Marcel Bolle de Bal part de la personne pour construire son concept de reliance. Mais, ce faisant, il est obligé d’en limiter les contours. Edgar Morin l’élargit au contraire et reconnaît une autre dimension : la reliance entre les idées et entre les choses, ce que Marcel Bolle de Bal accepte volontiers.
"Sur une minuscule planète perdue, faite d'un agrégat de détritus d'une étoile disparue, vouée apparemment aux convulsions, orages, éruptions, tremblements de terre, la vie est apparue comme une victoire inouïe des vertus de reliance...
Nous sommes à la pointe de la lutte pathétique de la reliance contre la séparation, la dispersion, la mort. En cela nous y avons développé la fraternité et l'amour.

[Lignes de données]

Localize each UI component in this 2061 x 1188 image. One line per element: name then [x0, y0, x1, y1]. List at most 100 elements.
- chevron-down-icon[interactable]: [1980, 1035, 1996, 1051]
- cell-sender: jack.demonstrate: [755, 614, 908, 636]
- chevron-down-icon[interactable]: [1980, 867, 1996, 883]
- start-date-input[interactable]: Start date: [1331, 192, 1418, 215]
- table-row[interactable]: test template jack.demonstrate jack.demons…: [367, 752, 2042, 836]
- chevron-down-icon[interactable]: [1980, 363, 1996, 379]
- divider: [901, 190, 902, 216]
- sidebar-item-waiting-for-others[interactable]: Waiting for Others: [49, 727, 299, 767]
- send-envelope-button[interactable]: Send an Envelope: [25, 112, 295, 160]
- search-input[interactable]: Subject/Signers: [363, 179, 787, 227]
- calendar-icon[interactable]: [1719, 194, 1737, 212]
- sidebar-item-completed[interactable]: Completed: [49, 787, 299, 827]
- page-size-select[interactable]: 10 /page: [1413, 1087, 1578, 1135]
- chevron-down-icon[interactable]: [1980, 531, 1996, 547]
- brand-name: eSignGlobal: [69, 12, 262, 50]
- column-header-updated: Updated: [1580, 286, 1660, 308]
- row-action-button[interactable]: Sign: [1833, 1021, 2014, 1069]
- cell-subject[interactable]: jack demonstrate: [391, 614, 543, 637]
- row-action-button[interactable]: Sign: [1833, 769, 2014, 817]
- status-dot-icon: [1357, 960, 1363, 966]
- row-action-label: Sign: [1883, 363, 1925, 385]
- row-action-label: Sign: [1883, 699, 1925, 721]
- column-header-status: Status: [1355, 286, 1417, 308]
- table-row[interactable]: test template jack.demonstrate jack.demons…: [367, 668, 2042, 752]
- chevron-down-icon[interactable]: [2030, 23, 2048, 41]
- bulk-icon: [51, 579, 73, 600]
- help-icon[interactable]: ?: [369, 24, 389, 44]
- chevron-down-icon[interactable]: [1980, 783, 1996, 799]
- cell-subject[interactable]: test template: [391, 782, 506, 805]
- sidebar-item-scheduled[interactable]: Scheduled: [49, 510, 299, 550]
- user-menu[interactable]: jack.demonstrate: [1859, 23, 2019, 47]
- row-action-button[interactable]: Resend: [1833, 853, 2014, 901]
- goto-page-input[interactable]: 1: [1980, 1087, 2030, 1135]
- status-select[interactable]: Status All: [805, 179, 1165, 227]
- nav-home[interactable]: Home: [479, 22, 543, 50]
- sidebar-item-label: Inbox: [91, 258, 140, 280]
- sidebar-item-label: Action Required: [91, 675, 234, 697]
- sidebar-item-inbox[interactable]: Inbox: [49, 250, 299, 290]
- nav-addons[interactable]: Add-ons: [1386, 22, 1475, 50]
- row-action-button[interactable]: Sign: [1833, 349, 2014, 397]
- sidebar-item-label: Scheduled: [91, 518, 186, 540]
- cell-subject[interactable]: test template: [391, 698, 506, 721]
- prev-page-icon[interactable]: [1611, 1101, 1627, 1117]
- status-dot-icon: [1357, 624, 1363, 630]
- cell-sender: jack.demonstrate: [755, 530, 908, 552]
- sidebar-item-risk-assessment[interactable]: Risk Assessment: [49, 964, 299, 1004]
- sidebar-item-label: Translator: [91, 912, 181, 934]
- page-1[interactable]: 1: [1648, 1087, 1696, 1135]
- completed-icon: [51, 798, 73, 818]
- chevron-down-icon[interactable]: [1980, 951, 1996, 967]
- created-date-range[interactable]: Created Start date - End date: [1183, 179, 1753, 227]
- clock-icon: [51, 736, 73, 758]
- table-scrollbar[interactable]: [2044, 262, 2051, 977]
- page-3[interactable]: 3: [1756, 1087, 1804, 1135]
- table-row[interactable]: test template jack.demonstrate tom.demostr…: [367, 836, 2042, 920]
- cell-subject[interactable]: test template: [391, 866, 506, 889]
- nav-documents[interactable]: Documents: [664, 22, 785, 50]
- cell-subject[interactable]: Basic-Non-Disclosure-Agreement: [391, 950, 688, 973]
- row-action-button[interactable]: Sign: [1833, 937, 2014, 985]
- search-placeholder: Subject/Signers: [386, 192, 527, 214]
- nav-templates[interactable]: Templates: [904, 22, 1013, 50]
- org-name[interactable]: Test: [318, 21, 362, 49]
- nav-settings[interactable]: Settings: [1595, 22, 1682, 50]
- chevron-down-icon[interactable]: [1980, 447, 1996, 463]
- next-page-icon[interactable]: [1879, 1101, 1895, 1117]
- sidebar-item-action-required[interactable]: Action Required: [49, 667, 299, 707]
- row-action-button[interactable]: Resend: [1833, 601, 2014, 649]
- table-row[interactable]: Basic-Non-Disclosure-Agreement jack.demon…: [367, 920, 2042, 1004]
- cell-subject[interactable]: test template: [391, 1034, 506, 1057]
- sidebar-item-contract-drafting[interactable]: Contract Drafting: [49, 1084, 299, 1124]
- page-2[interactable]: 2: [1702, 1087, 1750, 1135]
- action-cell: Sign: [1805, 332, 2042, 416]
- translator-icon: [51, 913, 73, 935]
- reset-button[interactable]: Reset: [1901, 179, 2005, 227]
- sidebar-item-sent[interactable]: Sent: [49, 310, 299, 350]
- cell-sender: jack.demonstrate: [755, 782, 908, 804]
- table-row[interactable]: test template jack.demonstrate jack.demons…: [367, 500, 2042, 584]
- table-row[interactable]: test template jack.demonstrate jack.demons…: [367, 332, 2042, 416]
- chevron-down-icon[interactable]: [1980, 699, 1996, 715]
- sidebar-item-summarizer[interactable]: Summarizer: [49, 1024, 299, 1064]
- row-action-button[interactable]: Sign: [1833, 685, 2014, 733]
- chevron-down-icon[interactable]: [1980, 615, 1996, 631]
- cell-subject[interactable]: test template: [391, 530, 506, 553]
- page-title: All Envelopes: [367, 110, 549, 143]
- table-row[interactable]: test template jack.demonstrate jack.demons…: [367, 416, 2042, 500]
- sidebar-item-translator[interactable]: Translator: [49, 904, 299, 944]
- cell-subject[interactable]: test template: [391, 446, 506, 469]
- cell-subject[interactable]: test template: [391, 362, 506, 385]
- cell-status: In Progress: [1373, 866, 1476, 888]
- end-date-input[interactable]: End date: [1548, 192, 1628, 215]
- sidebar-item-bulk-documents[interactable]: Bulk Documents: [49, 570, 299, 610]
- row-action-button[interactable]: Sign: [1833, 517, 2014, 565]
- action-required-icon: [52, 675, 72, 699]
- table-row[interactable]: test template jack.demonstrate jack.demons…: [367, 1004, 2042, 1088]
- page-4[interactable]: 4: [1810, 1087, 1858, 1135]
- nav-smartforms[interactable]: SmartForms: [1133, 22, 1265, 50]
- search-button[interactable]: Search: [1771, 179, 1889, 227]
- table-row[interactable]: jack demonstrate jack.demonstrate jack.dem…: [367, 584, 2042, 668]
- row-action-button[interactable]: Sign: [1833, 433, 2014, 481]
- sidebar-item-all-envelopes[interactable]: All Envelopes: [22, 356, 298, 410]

[Votre objectif] Prolongez le texte sur la reliance à partir de sa dernière phrase.

[Réponse attendue]
Plus nous prenons conscience que nous sommes perdus dans l'univers et que nous sommes engagés dans une aventure inconnue, plus nous avons besoin d'être reliés à nos frères et soeurs en humanité.
L'éthique est, pour les individus autonomes et responsables, l'expression de l'impératif de reliance. Tout acte éthique, répétons-le, est en fait un acte de reliance, reliance avec autrui, reliance avec les siens, reliance avec la communauté, reliance avec l'humanité et, en dernière instance, insertion dans la reliance cosmique."[2]
L’homme, porté par l’instinct est poussé à rechercher cette reliance. Cette quête vers « les choses » de la vie serait un état, l’état qui fait que l’homme est relié malgré lui à ce qui l’entoure.
La reliance est donc par définition innée en tout à chacun, elle s’impose à nous et forme une connexion aux choses, à l’univers. Mais dans la reliance, n’y aurait-il pas une sorte de redondance ? Pourquoi avons-nous besoin de reliance, la liance ne serait-elle pas suffisante ?
Dans ce cas, la reliance n’est plus un état mais un acte.
Il y a donc bel et bien une rupture à un acte qui est décrit comme inné. A quel moment cette rupture s’est-elle manifestée ? Et pourquoi ?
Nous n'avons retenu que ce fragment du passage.